Copy out the listing that follows, exact in every word, and skip the images.
◇ ◇ ◇ ◇
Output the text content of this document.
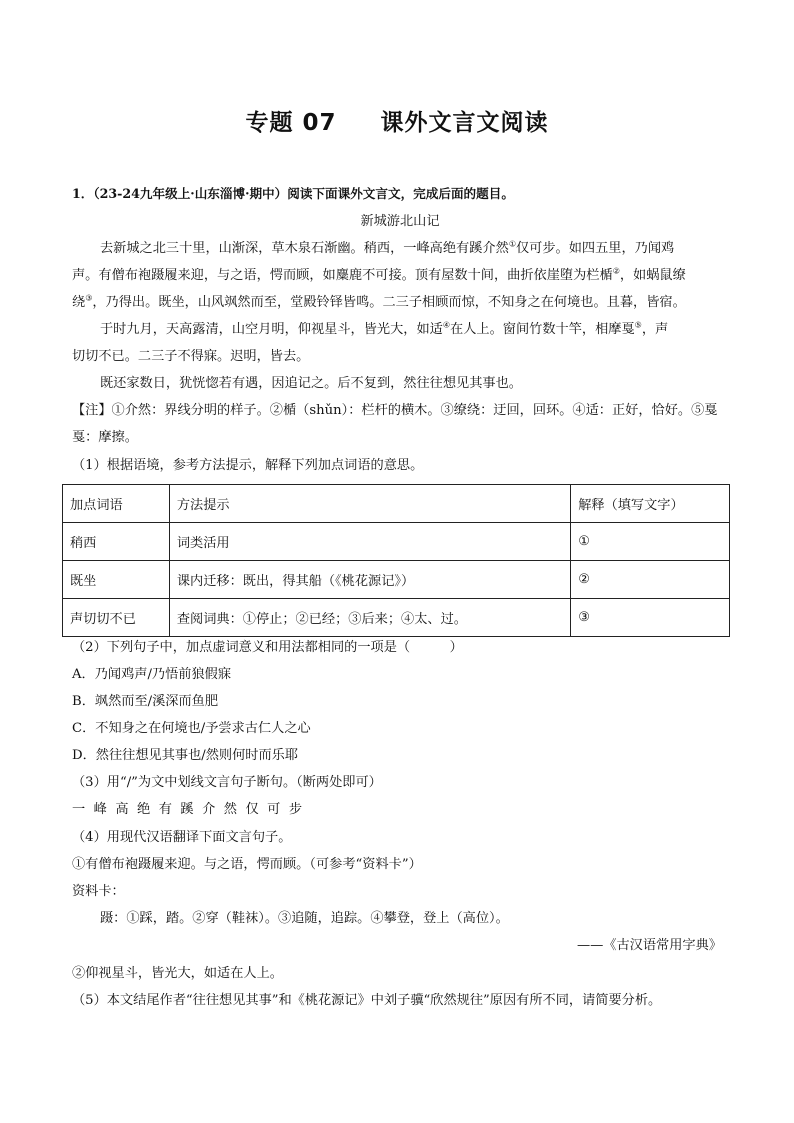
专题 07 课外文言文阅读
1．（23-24九年级上·山东淄博·期中）阅读下面课外文言文，完成后面的题目。
新城游北山记
去新城之北三十里，山渐深，草木泉石渐幽。稍西，一峰高绝有蹊介然①仅可步。如四五里，乃闻鸡
声。有僧布袍蹑履来迎，与之语，愕而顾，如麋鹿不可接。顶有屋数十间，曲折依崖堕为栏楯②，如蜗鼠缭
绕③，乃得出。既坐，山风飒然而至，堂殿铃铎皆鸣。二三子相顾而惊，不知身之在何境也。且暮，皆宿。
于时九月，天高露清，山空月明，仰视星斗，皆光大，如适④在人上。窗间竹数十竿，相摩戛⑤，声
切切不已。二三子不得寐。迟明，皆去。
既还家数日，犹恍惚若有遇，因追记之。后不复到，然往往想见其事也。
【注】①介然：界线分明的样子。②楯（shǔn）：栏杆的横木。③缭绕：迂回，回环。④适：正好，恰好。⑤戛
戛：摩擦。
（1）根据语境，参考方法提示，解释下列加点词语的意思。
加点词语	方法提示	解释（填写文字）
稍西	词类活用	①
既坐	课内迁移：既出，得其船（《桃花源记》）	②
声切切不已	查阅词典：①停止；②已经；③后来；④太、过。	③
（2）下列句子中，加点虚词意义和用法都相同的一项是（　　　）
A．乃闻鸡声/乃悟前狼假寐
B．飒然而至/溪深而鱼肥
C．不知身之在何境也/予尝求古仁人之心
D．然往往想见其事也/然则何时而乐耶
（3）用“/”为文中划线文言句子断句。（断两处即可）
一峰高绝有蹊介然仅可步
（4）用现代汉语翻译下面文言句子。
①有僧布袍蹑履来迎。与之语，愕而顾。（可参考“资料卡”）
资料卡：
蹑：①踩，踏。②穿（鞋袜）。③追随，追踪。④攀登，登上（高位）。
——《古汉语常用字典》
②仰视星斗，皆光大，如适在人上。
（5）本文结尾作者“往往想见其事”和《桃花源记》中刘子骥“欣然规往”原因有所不同，请简要分析。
◇ ◇ ◇ ◇
### Result for this task:
Output the text content of this document.
专题 07 课外文言文阅读
1．（23-24九年级上·山东淄博·期中）阅读下面课外文言文，完成后面的题目。
新城游北山记
去新城之北三十里，山渐深，草木泉石渐幽。稍西，一峰高绝有蹊介然①仅可步。如四五里，乃闻鸡
声。有僧布袍蹑履来迎，与之语，愕而顾，如麋鹿不可接。顶有屋数十间，曲折依崖堕为栏楯②，如蜗鼠缭
绕③，乃得出。既坐，山风飒然而至，堂殿铃铎皆鸣。二三子相顾而惊，不知身之在何境也。且暮，皆宿。
于时九月，天高露清，山空月明，仰视星斗，皆光大，如适④在人上。窗间竹数十竿，相摩戛⑤，声
切切不已。二三子不得寐。迟明，皆去。
既还家数日，犹恍惚若有遇，因追记之。后不复到，然往往想见其事也。
【注】①介然：界线分明的样子。②楯（shǔn）：栏杆的横木。③缭绕：迂回，回环。④适：正好，恰好。⑤戛
戛：摩擦。
（1）根据语境，参考方法提示，解释下列加点词语的意思。
加点词语	方法提示	解释（填写文字）
稍西	词类活用	①
既坐	课内迁移：既出，得其船（《桃花源记》）	②
声切切不已	查阅词典：①停止；②已经；③后来；④太、过。	③
（2）下列句子中，加点虚词意义和用法都相同的一项是（　　　）
A．乃闻鸡声/乃悟前狼假寐
B．飒然而至/溪深而鱼肥
C．不知身之在何境也/予尝求古仁人之心
D．然往往想见其事也/然则何时而乐耶
（3）用“/”为文中划线文言句子断句。（断两处即可）
一峰高绝有蹊介然仅可步
（4）用现代汉语翻译下面文言句子。
①有僧布袍蹑履来迎。与之语，愕而顾。（可参考“资料卡”）
资料卡：
蹑：①踩，踏。②穿（鞋袜）。③追随，追踪。④攀登，登上（高位）。
——《古汉语常用字典》
②仰视星斗，皆光大，如适在人上。
（5）本文结尾作者“往往想见其事”和《桃花源记》中刘子骥“欣然规往”原因有所不同，请简要分析。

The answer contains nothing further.